■ Description of the task ■
Find all lines in the records that include the word "residual", and copy them out.

----

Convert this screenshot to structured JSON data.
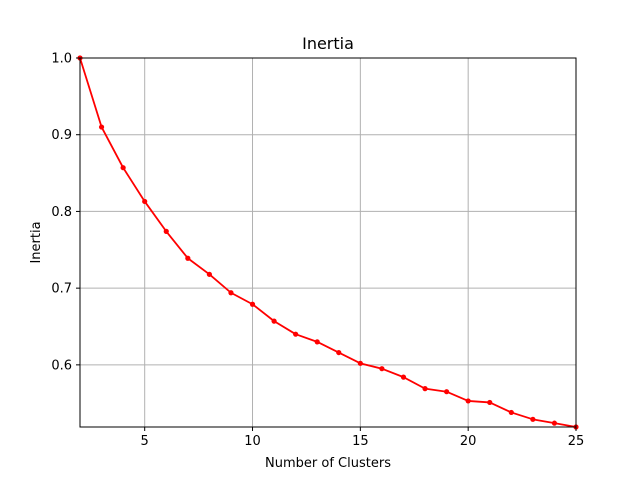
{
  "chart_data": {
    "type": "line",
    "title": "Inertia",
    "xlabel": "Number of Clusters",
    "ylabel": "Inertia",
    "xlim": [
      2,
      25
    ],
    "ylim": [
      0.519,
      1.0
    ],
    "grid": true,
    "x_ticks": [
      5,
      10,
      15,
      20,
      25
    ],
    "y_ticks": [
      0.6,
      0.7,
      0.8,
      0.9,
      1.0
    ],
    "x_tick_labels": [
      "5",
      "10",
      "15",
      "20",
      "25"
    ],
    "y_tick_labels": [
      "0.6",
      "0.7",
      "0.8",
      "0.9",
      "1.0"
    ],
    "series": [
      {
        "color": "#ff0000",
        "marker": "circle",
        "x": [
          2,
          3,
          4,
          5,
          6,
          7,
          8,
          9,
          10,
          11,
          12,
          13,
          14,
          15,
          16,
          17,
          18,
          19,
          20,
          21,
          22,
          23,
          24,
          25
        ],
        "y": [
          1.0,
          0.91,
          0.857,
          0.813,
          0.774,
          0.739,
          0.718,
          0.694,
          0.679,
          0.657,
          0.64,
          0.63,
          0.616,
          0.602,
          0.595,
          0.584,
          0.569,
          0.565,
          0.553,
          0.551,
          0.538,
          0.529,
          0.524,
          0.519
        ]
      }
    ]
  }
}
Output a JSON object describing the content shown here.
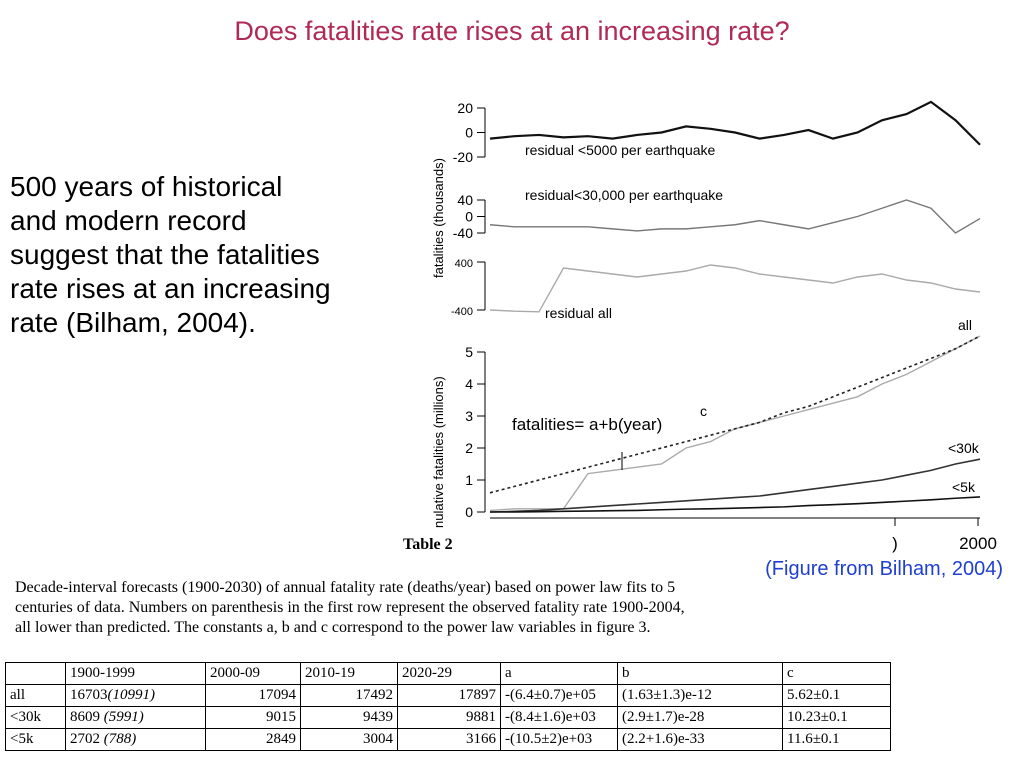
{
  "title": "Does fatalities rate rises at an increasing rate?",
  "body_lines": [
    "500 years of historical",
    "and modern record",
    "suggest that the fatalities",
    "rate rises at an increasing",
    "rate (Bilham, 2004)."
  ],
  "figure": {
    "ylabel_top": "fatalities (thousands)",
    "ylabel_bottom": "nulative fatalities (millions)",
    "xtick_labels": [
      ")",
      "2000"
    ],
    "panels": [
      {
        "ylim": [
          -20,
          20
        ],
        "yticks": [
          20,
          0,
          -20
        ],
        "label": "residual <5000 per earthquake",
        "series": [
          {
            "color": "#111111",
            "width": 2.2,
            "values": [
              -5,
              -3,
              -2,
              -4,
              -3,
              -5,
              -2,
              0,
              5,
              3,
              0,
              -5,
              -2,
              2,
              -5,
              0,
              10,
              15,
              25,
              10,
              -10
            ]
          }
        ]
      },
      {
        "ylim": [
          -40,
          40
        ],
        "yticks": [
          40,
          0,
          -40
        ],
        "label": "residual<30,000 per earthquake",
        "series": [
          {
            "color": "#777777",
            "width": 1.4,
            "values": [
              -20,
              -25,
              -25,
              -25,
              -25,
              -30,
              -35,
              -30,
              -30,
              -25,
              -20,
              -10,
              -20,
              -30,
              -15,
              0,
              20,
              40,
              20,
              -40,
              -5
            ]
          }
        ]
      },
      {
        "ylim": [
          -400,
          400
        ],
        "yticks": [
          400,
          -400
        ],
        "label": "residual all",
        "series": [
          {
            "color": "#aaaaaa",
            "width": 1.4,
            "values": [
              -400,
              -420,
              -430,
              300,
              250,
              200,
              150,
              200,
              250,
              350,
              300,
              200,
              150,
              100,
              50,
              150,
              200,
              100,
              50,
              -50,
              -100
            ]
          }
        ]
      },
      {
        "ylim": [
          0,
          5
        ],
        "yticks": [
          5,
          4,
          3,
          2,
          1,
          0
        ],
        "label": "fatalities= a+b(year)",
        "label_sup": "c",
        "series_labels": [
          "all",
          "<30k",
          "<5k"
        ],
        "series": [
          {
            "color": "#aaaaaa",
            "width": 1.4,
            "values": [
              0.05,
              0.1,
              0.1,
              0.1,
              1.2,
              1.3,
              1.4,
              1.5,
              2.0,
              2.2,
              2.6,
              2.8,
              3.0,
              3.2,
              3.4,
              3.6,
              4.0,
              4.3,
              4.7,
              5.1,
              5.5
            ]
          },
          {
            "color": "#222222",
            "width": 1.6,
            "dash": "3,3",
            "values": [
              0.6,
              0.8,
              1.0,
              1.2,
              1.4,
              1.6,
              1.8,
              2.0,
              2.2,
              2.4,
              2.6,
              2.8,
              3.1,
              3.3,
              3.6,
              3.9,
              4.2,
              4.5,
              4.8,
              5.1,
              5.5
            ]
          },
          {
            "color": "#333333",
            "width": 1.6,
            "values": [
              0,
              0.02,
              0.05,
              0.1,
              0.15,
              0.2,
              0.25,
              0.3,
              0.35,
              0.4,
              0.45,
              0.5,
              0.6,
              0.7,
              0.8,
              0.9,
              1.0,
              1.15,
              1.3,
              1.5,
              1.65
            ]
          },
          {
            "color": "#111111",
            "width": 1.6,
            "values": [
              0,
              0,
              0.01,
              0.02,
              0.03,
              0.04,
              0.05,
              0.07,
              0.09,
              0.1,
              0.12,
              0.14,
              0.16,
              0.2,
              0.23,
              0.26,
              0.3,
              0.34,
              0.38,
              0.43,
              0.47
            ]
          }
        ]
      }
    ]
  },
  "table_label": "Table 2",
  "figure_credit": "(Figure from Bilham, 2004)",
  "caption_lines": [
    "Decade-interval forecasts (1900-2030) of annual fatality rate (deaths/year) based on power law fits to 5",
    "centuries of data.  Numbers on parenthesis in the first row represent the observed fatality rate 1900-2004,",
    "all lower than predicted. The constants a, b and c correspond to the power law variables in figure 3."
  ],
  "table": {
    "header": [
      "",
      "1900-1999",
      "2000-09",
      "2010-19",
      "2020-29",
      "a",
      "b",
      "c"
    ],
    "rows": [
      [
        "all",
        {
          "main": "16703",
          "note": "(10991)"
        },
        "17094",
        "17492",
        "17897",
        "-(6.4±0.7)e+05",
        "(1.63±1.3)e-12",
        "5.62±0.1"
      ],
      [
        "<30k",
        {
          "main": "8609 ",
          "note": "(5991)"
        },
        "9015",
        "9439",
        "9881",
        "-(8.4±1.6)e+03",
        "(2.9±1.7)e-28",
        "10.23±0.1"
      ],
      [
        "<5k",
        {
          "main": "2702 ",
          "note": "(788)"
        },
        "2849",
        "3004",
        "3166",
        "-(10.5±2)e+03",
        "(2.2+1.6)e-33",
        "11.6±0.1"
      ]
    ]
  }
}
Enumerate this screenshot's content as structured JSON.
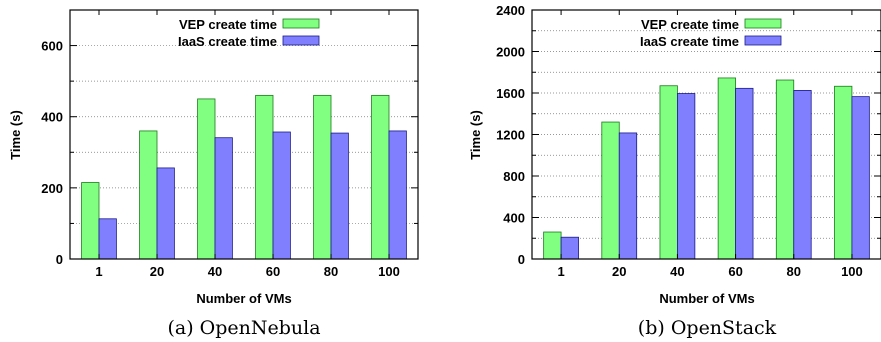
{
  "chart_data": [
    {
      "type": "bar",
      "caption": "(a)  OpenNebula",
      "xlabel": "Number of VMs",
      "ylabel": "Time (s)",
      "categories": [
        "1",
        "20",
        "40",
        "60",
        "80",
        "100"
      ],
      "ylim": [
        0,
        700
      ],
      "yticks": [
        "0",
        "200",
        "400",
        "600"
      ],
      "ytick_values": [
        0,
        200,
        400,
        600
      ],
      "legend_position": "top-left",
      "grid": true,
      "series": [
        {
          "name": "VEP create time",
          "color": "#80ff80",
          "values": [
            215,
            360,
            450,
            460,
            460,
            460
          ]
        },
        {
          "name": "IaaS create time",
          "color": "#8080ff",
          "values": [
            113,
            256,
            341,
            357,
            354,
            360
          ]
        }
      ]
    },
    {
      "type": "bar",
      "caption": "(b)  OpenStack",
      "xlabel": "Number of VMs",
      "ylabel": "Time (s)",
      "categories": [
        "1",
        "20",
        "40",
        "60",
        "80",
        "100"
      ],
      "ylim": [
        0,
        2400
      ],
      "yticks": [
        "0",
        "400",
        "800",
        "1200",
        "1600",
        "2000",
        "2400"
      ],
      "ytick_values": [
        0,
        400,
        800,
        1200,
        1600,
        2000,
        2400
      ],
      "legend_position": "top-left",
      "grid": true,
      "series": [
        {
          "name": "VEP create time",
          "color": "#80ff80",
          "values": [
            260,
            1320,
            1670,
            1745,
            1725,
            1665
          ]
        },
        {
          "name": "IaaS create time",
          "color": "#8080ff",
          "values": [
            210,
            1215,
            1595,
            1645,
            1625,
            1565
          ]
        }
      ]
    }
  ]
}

----

■ Exercise answer ■
        "label": "residual <5000 per earthquake",
        "label": "residual<30,000 per earthquake",
        "label": "residual all",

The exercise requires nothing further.